▸ Exercise instructions: Write out the records below once more, exactly as they stand.
++++++++++++++++++++
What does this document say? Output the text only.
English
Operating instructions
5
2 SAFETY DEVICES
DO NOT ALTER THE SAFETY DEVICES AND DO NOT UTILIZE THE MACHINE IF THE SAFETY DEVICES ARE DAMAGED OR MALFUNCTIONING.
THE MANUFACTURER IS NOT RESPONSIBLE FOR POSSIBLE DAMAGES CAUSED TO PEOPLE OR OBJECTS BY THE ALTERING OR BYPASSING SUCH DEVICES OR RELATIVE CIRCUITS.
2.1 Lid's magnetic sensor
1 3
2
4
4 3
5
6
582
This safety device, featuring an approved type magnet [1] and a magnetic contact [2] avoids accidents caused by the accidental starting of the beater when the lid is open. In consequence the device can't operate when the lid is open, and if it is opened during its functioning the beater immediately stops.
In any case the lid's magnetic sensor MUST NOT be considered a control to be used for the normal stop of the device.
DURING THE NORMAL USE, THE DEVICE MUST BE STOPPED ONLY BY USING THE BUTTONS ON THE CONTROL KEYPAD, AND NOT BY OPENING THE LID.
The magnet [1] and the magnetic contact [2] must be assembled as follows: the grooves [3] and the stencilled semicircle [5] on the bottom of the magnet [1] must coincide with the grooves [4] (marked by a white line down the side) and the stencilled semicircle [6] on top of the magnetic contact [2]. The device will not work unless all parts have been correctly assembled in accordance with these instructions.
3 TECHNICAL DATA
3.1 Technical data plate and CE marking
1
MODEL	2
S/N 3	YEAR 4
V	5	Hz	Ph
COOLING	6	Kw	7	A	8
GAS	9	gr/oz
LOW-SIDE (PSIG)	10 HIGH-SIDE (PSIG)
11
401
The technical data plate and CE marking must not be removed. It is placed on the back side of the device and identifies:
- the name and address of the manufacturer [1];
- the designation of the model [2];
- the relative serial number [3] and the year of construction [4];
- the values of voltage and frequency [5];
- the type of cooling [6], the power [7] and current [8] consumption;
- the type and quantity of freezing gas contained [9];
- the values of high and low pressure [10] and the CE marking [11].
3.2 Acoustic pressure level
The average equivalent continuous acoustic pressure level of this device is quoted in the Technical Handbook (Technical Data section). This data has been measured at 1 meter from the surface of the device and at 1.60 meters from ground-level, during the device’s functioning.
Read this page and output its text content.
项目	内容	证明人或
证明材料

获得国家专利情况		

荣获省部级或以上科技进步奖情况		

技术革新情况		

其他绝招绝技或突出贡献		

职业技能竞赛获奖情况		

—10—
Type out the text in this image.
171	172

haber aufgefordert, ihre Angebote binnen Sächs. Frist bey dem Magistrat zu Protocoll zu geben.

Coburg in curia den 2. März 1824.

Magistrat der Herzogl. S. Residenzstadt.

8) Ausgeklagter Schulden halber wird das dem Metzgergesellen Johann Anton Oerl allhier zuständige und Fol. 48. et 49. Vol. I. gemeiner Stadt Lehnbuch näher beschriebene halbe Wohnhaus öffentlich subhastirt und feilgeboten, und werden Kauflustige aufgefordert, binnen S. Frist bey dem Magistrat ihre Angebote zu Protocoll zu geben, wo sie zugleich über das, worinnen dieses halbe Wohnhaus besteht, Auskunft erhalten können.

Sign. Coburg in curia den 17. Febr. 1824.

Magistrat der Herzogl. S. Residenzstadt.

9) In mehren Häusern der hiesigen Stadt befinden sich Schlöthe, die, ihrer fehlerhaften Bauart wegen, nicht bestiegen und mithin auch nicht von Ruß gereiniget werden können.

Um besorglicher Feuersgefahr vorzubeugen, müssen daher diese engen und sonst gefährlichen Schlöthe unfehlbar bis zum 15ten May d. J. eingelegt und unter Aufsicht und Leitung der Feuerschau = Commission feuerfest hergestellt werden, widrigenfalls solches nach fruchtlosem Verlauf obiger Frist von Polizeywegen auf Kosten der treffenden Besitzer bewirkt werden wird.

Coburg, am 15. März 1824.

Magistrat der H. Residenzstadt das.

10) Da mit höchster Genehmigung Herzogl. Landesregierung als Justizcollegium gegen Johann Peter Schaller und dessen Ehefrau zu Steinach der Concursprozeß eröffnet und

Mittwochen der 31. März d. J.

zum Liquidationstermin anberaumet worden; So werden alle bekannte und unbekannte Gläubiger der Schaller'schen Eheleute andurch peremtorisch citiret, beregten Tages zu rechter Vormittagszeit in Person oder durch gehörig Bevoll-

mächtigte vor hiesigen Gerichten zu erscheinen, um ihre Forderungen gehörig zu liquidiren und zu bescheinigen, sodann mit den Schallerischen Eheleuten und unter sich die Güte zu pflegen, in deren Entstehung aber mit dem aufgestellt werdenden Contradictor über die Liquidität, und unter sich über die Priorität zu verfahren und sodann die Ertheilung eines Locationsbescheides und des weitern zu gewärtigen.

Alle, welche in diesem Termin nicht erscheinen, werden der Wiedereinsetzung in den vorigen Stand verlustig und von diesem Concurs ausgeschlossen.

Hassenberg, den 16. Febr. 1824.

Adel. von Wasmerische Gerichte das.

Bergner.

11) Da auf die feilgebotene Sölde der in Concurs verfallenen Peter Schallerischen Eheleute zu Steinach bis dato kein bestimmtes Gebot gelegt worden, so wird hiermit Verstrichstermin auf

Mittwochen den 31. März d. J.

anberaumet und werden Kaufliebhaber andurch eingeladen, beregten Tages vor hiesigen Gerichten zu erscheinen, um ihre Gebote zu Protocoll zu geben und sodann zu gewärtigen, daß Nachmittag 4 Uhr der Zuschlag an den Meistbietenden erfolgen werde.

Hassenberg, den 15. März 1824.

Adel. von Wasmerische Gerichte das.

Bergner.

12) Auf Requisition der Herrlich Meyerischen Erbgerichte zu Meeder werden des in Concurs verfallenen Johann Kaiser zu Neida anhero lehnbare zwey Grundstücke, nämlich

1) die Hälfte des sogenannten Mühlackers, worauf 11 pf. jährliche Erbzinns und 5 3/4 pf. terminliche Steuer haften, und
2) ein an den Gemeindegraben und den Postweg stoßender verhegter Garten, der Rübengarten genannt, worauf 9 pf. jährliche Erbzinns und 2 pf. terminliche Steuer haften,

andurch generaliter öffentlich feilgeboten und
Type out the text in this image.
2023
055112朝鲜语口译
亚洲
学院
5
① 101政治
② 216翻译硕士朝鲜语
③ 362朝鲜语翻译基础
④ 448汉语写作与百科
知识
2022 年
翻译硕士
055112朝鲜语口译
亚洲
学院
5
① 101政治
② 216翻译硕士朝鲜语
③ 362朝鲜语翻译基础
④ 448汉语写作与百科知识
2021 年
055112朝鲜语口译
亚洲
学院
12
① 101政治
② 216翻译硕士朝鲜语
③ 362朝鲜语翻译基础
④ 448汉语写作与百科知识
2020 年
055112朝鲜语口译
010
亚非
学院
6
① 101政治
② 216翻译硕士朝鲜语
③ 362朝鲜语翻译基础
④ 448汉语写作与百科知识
++++++++++++++++++++
▸ Solution to this problem:
What does this document say? Output the text only.
English
Operating instructions
5
2 SAFETY DEVICES
DO NOT ALTER THE SAFETY DEVICES AND DO NOT UTILIZE THE MACHINE IF THE SAFETY DEVICES ARE DAMAGED OR MALFUNCTIONING.
THE MANUFACTURER IS NOT RESPONSIBLE FOR POSSIBLE DAMAGES CAUSED TO PEOPLE OR OBJECTS BY THE ALTERING OR BYPASSING SUCH DEVICES OR RELATIVE CIRCUITS.
2.1 Lid's magnetic sensor
1 3
2
4
4 3
5
6
582
This safety device, featuring an approved type magnet [1] and a magnetic contact [2] avoids accidents caused by the accidental starting of the beater when the lid is open. In consequence the device can't operate when the lid is open, and if it is opened during its functioning the beater immediately stops.
In any case the lid's magnetic sensor MUST NOT be considered a control to be used for the normal stop of the device.
DURING THE NORMAL USE, THE DEVICE MUST BE STOPPED ONLY BY USING THE BUTTONS ON THE CONTROL KEYPAD, AND NOT BY OPENING THE LID.
The magnet [1] and the magnetic contact [2] must be assembled as follows: the grooves [3] and the stencilled semicircle [5] on the bottom of the magnet [1] must coincide with the grooves [4] (marked by a white line down the side) and the stencilled semicircle [6] on top of the magnetic contact [2]. The device will not work unless all parts have been correctly assembled in accordance with these instructions.
3 TECHNICAL DATA
3.1 Technical data plate and CE marking
1
MODEL	2
S/N 3	YEAR 4
V	5	Hz	Ph
COOLING	6	Kw	7	A	8
GAS	9	gr/oz
LOW-SIDE (PSIG)	10 HIGH-SIDE (PSIG)
11
401
The technical data plate and CE marking must not be removed. It is placed on the back side of the device and identifies:
- the name and address of the manufacturer [1];
- the designation of the model [2];
- the relative serial number [3] and the year of construction [4];
- the values of voltage and frequency [5];
- the type of cooling [6], the power [7] and current [8] consumption;
- the type and quantity of freezing gas contained [9];
- the values of high and low pressure [10] and the CE marking [11].
3.2 Acoustic pressure level
The average equivalent continuous acoustic pressure level of this device is quoted in the Technical Handbook (Technical Data section). This data has been measured at 1 meter from the surface of the device and at 1.60 meters from ground-level, during the device’s functioning.
Read this page and output its text content.
项目	内容	证明人或
证明材料

获得国家专利情况		

荣获省部级或以上科技进步奖情况		

技术革新情况		

其他绝招绝技或突出贡献		

职业技能竞赛获奖情况		

—10—
Type out the text in this image.
171	172

haber aufgefordert, ihre Angebote binnen Sächs. Frist bey dem Magistrat zu Protocoll zu geben.

Coburg in curia den 2. März 1824.

Magistrat der Herzogl. S. Residenzstadt.

8) Ausgeklagter Schulden halber wird das dem Metzgergesellen Johann Anton Oerl allhier zuständige und Fol. 48. et 49. Vol. I. gemeiner Stadt Lehnbuch näher beschriebene halbe Wohnhaus öffentlich subhastirt und feilgeboten, und werden Kauflustige aufgefordert, binnen S. Frist bey dem Magistrat ihre Angebote zu Protocoll zu geben, wo sie zugleich über das, worinnen dieses halbe Wohnhaus besteht, Auskunft erhalten können.

Sign. Coburg in curia den 17. Febr. 1824.

Magistrat der Herzogl. S. Residenzstadt.

9) In mehren Häusern der hiesigen Stadt befinden sich Schlöthe, die, ihrer fehlerhaften Bauart wegen, nicht bestiegen und mithin auch nicht von Ruß gereiniget werden können.

Um besorglicher Feuersgefahr vorzubeugen, müssen daher diese engen und sonst gefährlichen Schlöthe unfehlbar bis zum 15ten May d. J. eingelegt und unter Aufsicht und Leitung der Feuerschau = Commission feuerfest hergestellt werden, widrigenfalls solches nach fruchtlosem Verlauf obiger Frist von Polizeywegen auf Kosten der treffenden Besitzer bewirkt werden wird.

Coburg, am 15. März 1824.

Magistrat der H. Residenzstadt das.

10) Da mit höchster Genehmigung Herzogl. Landesregierung als Justizcollegium gegen Johann Peter Schaller und dessen Ehefrau zu Steinach der Concursprozeß eröffnet und

Mittwochen der 31. März d. J.

zum Liquidationstermin anberaumet worden; So werden alle bekannte und unbekannte Gläubiger der Schaller'schen Eheleute andurch peremtorisch citiret, beregten Tages zu rechter Vormittagszeit in Person oder durch gehörig Bevoll-

mächtigte vor hiesigen Gerichten zu erscheinen, um ihre Forderungen gehörig zu liquidiren und zu bescheinigen, sodann mit den Schallerischen Eheleuten und unter sich die Güte zu pflegen, in deren Entstehung aber mit dem aufgestellt werdenden Contradictor über die Liquidität, und unter sich über die Priorität zu verfahren und sodann die Ertheilung eines Locationsbescheides und des weitern zu gewärtigen.

Alle, welche in diesem Termin nicht erscheinen, werden der Wiedereinsetzung in den vorigen Stand verlustig und von diesem Concurs ausgeschlossen.

Hassenberg, den 16. Febr. 1824.

Adel. von Wasmerische Gerichte das.

Bergner.

11) Da auf die feilgebotene Sölde der in Concurs verfallenen Peter Schallerischen Eheleute zu Steinach bis dato kein bestimmtes Gebot gelegt worden, so wird hiermit Verstrichstermin auf

Mittwochen den 31. März d. J.

anberaumet und werden Kaufliebhaber andurch eingeladen, beregten Tages vor hiesigen Gerichten zu erscheinen, um ihre Gebote zu Protocoll zu geben und sodann zu gewärtigen, daß Nachmittag 4 Uhr der Zuschlag an den Meistbietenden erfolgen werde.

Hassenberg, den 15. März 1824.

Adel. von Wasmerische Gerichte das.

Bergner.

12) Auf Requisition der Herrlich Meyerischen Erbgerichte zu Meeder werden des in Concurs verfallenen Johann Kaiser zu Neida anhero lehnbare zwey Grundstücke, nämlich

1) die Hälfte des sogenannten Mühlackers, worauf 11 pf. jährliche Erbzinns und 5 3/4 pf. terminliche Steuer haften, und
2) ein an den Gemeindegraben und den Postweg stoßender verhegter Garten, der Rübengarten genannt, worauf 9 pf. jährliche Erbzinns und 2 pf. terminliche Steuer haften,

andurch generaliter öffentlich feilgeboten und
Type out the text in this image.
2023
055112朝鲜语口译
亚洲
学院
5
① 101政治
② 216翻译硕士朝鲜语
③ 362朝鲜语翻译基础
④ 448汉语写作与百科
知识
2022 年
翻译硕士
055112朝鲜语口译
亚洲
学院
5
① 101政治
② 216翻译硕士朝鲜语
③ 362朝鲜语翻译基础
④ 448汉语写作与百科知识
2021 年
055112朝鲜语口译
亚洲
学院
12
① 101政治
② 216翻译硕士朝鲜语
③ 362朝鲜语翻译基础
④ 448汉语写作与百科知识
2020 年
055112朝鲜语口译
010
亚非
学院
6
① 101政治
② 216翻译硕士朝鲜语
③ 362朝鲜语翻译基础
④ 448汉语写作与百科知识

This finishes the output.